Job A: Summarize the passage on peer-to-peer energy tracking in two sentences.

Supplied text:
● ● ● ● ● ● ●
In Australia, where the complexities of the latest National Energy Guarantee have some concerned that customers ultimately will bear unnecessary costs, it would be a step forward to see a wide adoption of streamlined and much simpler peer-to-peer energy tracking.

“If there were incentives in Australia, the data would help identify the tackling of problems,” Martin continued. “Now with this technology we can identify when and where the bottlenecks are, and create novel arrangements such as the incentives we see overseas.”

How the partnership with Silicon Valley Power plays out may have to be seen first, and Martin says the utility company’s leading position on innovative programs will give it its best shot.

“We’re excited to demonstrate how the platform can assist with cutting both costs and carbon in a simple manner with a secure and clean energy source,” he says.
● ● ● ● ● ● ●
Provided data:

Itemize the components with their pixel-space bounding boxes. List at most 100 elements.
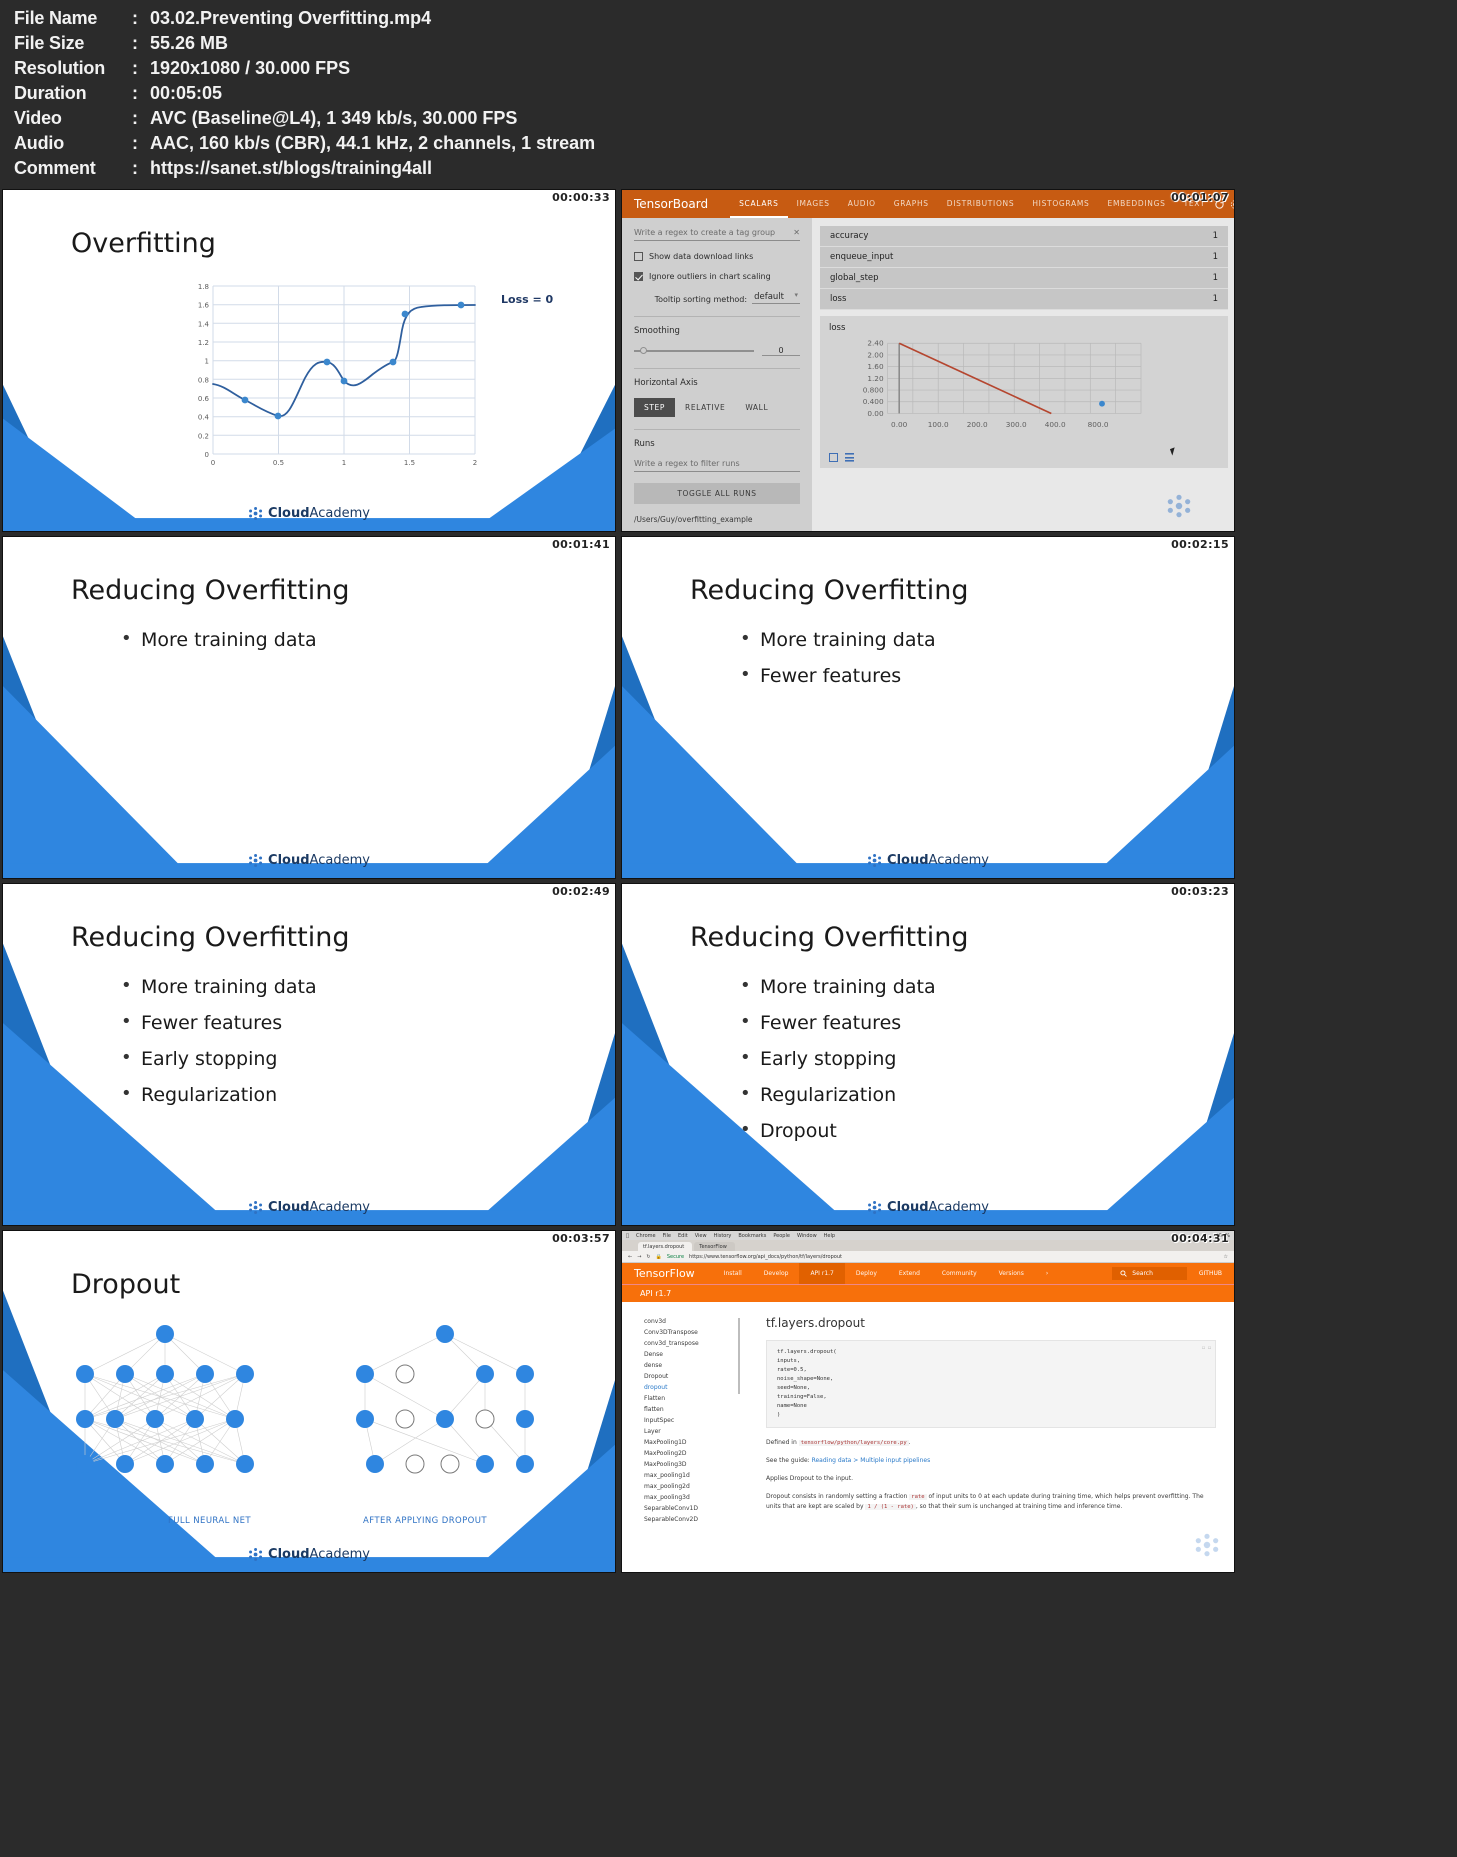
slider-track[interactable] bbox=[634, 347, 754, 355]
sidebar-item-dense[interactable]: dense bbox=[644, 1360, 748, 1371]
info-separator: : bbox=[132, 58, 138, 78]
checkbox-label: Show data download links bbox=[649, 252, 754, 261]
defined-in-path[interactable]: tensorflow/python/layers/core.py bbox=[798, 1440, 909, 1446]
menu-chrome[interactable]: Chrome bbox=[636, 1233, 656, 1239]
info-separator: : bbox=[132, 158, 138, 178]
sidebar-item-max-pooling2d[interactable]: max_pooling2d bbox=[644, 1481, 748, 1492]
thumbnail-reducing-1[interactable]: Reducing Overfitting More training data … bbox=[2, 536, 616, 879]
sidebar-item-dense-class[interactable]: Dense bbox=[644, 1349, 748, 1360]
slider-knob[interactable] bbox=[640, 347, 647, 355]
code-line: inputs, bbox=[777, 1358, 801, 1364]
docs-sidebar[interactable]: conv3d Conv3DTranspose conv3d_transpose … bbox=[622, 1302, 748, 1572]
tab-histograms[interactable]: HISTOGRAMS bbox=[1023, 190, 1098, 218]
sidebar-item-flatten[interactable]: flatten bbox=[644, 1404, 748, 1415]
cloudacademy-mark-icon bbox=[868, 1201, 882, 1214]
nav-community[interactable]: Community bbox=[931, 1263, 988, 1284]
tag-group-regex-input[interactable]: Write a regex to create a tag group ✕ bbox=[634, 228, 800, 241]
chart-svg: 1.8 1.6 1.4 1.2 1 0.8 0.6 0.4 0.2 0 0 0.… bbox=[198, 283, 477, 467]
thumbnail-tensorboard[interactable]: TensorBoard SCALARS IMAGES AUDIO GRAPHS … bbox=[621, 189, 1235, 532]
nav-extend[interactable]: Extend bbox=[888, 1263, 931, 1284]
forward-icon[interactable]: → bbox=[637, 1254, 641, 1260]
browser-tab-tensorflow[interactable]: TensorFlow bbox=[694, 1242, 735, 1251]
browser-tab-dropout[interactable]: tf.layers.dropout bbox=[638, 1242, 693, 1251]
thumbnail-tensorflow-docs[interactable]:  Chrome File Edit View History Bookmark… bbox=[621, 1230, 1235, 1573]
loss-chart-card[interactable]: loss 2.40 2.00 1.60 1.20 0.800 0.400 0.0… bbox=[820, 316, 1228, 468]
tab-embeddings[interactable]: EMBEDDINGS bbox=[1099, 190, 1175, 218]
address-input[interactable]: https://www.tensorflow.org/api_docs/pyth… bbox=[689, 1254, 1218, 1260]
sidebar-item-conv3d[interactable]: conv3d bbox=[644, 1316, 748, 1327]
chevron-right-icon[interactable]: › bbox=[1035, 1263, 1059, 1284]
nav-develop[interactable]: Develop bbox=[753, 1263, 800, 1284]
sidebar-item-separableconv1d[interactable]: SeparableConv1D bbox=[644, 1503, 748, 1514]
loss-chart-title: loss bbox=[829, 323, 846, 333]
thumbnail-overfitting-chart[interactable]: Overfitting 1.8 1.6 1.4 1.2 1 0.8 0.6 0.… bbox=[2, 189, 616, 532]
gear-icon[interactable] bbox=[1230, 199, 1235, 210]
github-link[interactable]: GITHUB bbox=[1187, 1270, 1234, 1277]
data-series-icon[interactable] bbox=[845, 453, 854, 462]
menu-file[interactable]: File bbox=[663, 1233, 671, 1239]
checkbox-ignore-outliers[interactable]: Ignore outliers in chart scaling bbox=[634, 272, 800, 281]
nav-deploy[interactable]: Deploy bbox=[845, 1263, 888, 1284]
toggle-all-runs-button[interactable]: TOGGLE ALL RUNS bbox=[634, 483, 800, 504]
reload-icon[interactable]: ↻ bbox=[646, 1254, 650, 1260]
runs-filter-input[interactable]: Write a regex to filter runs bbox=[634, 459, 800, 472]
thumbnail-dropout[interactable]: Dropout FULL NEURAL NET AFTER APPLYING D… bbox=[2, 1230, 616, 1573]
back-icon[interactable]: ← bbox=[628, 1254, 632, 1260]
menu-people[interactable]: People bbox=[773, 1233, 790, 1239]
sidebar-item-dropout-class[interactable]: Dropout bbox=[644, 1371, 748, 1382]
menu-help[interactable]: Help bbox=[824, 1233, 835, 1239]
axis-button-wall[interactable]: WALL bbox=[735, 398, 778, 417]
copy-code-icon[interactable]: ☐ ☐ bbox=[1202, 1344, 1211, 1353]
smoothing-slider[interactable]: 0 bbox=[634, 346, 800, 356]
search-box[interactable]: Search bbox=[1112, 1267, 1187, 1280]
close-icon[interactable]: ✕ bbox=[793, 228, 800, 237]
axis-button-relative[interactable]: RELATIVE bbox=[675, 398, 735, 417]
axis-button-step[interactable]: STEP bbox=[634, 398, 676, 417]
sidebar-item-layer[interactable]: Layer bbox=[644, 1426, 748, 1437]
tag-row-enqueue-input[interactable]: enqueue_input 1 bbox=[820, 247, 1228, 268]
tag-row-loss[interactable]: loss 1 bbox=[820, 289, 1228, 310]
nav-versions[interactable]: Versions bbox=[988, 1263, 1035, 1284]
star-icon[interactable]: ☆ bbox=[1224, 1254, 1228, 1260]
tooltip-sorting-select[interactable]: default bbox=[752, 291, 800, 304]
sidebar-item-dropout[interactable]: dropout bbox=[644, 1382, 748, 1393]
menu-window[interactable]: Window bbox=[797, 1233, 817, 1239]
menu-bookmarks[interactable]: Bookmarks bbox=[738, 1233, 766, 1239]
tab-audio[interactable]: AUDIO bbox=[839, 190, 885, 218]
tag-row-accuracy[interactable]: accuracy 1 bbox=[820, 226, 1228, 247]
expand-icon[interactable] bbox=[829, 453, 838, 462]
cloudacademy-logo: CloudAcademy bbox=[867, 1200, 989, 1215]
list-item: Fewer features bbox=[740, 664, 936, 687]
tag-row-global-step[interactable]: global_step 1 bbox=[820, 268, 1228, 289]
smoothing-value[interactable]: 0 bbox=[762, 346, 800, 356]
sidebar-item-conv3dtranspose[interactable]: Conv3DTranspose bbox=[644, 1327, 748, 1338]
sidebar-item-maxpooling1d[interactable]: MaxPooling1D bbox=[644, 1437, 748, 1448]
tab-scalars[interactable]: SCALARS bbox=[730, 190, 788, 218]
tab-images[interactable]: IMAGES bbox=[788, 190, 839, 218]
sidebar-item-inputspec[interactable]: InputSpec bbox=[644, 1415, 748, 1426]
nav-api[interactable]: API r1.7 bbox=[799, 1263, 845, 1284]
sidebar-scrollbar[interactable] bbox=[737, 1318, 740, 1394]
sidebar-item-max-pooling1d[interactable]: max_pooling1d bbox=[644, 1470, 748, 1481]
sidebar-item-separableconv2d[interactable]: SeparableConv2D bbox=[644, 1514, 748, 1525]
info-value-file-size: 55.26 MB bbox=[150, 33, 229, 53]
thumbnail-reducing-3[interactable]: Reducing Overfitting More training data … bbox=[2, 883, 616, 1226]
sidebar-item-max-pooling3d[interactable]: max_pooling3d bbox=[644, 1492, 748, 1503]
run-path[interactable]: /Users/Guy/overfitting_example bbox=[634, 515, 800, 524]
nav-install[interactable]: Install bbox=[713, 1263, 753, 1284]
sidebar-item-maxpooling3d[interactable]: MaxPooling3D bbox=[644, 1459, 748, 1470]
tab-distributions[interactable]: DISTRIBUTIONS bbox=[938, 190, 1024, 218]
see-guide-link[interactable]: Reading data > Multiple input pipelines bbox=[812, 1457, 931, 1464]
thumbnail-reducing-2[interactable]: Reducing Overfitting More training data … bbox=[621, 536, 1235, 879]
tensorflow-brand[interactable]: TensorFlow bbox=[634, 1267, 695, 1280]
checkbox-show-download-links[interactable]: Show data download links bbox=[634, 252, 800, 261]
menu-view[interactable]: View bbox=[695, 1233, 707, 1239]
tab-graphs[interactable]: GRAPHS bbox=[885, 190, 938, 218]
sidebar-item-flatten-class[interactable]: Flatten bbox=[644, 1393, 748, 1404]
sidebar-item-conv3d-transpose[interactable]: conv3d_transpose bbox=[644, 1338, 748, 1349]
menu-edit[interactable]: Edit bbox=[678, 1233, 688, 1239]
menu-history[interactable]: History bbox=[714, 1233, 732, 1239]
sidebar-item-maxpooling2d[interactable]: MaxPooling2D bbox=[644, 1448, 748, 1459]
defined-in-paragraph: Defined in tensorflow/python/layers/core… bbox=[766, 1438, 1216, 1448]
thumbnail-reducing-4[interactable]: Reducing Overfitting More training data … bbox=[621, 883, 1235, 1226]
● ● ● ● ● ● ●
Job B: Please update the rows starting with the line that contains "slider-track[interactable] bbox=[634, 347, 754, 355]" and going on through the line that contains "info-separator: : bbox=[132, 158, 138, 178]", replacing "checkbox-label" with "option-label". Return only those rows.

Full answer A: Wider adoption of simpler peer-to-peer energy tracking would be a step forward in Australia, where some worry that the complex National Energy Guarantee will leave customers bearing unnecessary costs. Martin says the technology can identify when and where bottlenecks occur, and that Silicon Valley Power's leading position on innovative programs will give their partnership its best shot.

Full answer B:
slider-track[interactable] bbox=[634, 347, 754, 355]
sidebar-item-dense[interactable]: dense bbox=[644, 1360, 748, 1371]
info-separator: : bbox=[132, 58, 138, 78]
option-label: Show data download links bbox=[649, 252, 754, 261]
defined-in-path[interactable]: tensorflow/python/layers/core.py bbox=[798, 1440, 909, 1446]
menu-chrome[interactable]: Chrome bbox=[636, 1233, 656, 1239]
info-separator: : bbox=[132, 158, 138, 178]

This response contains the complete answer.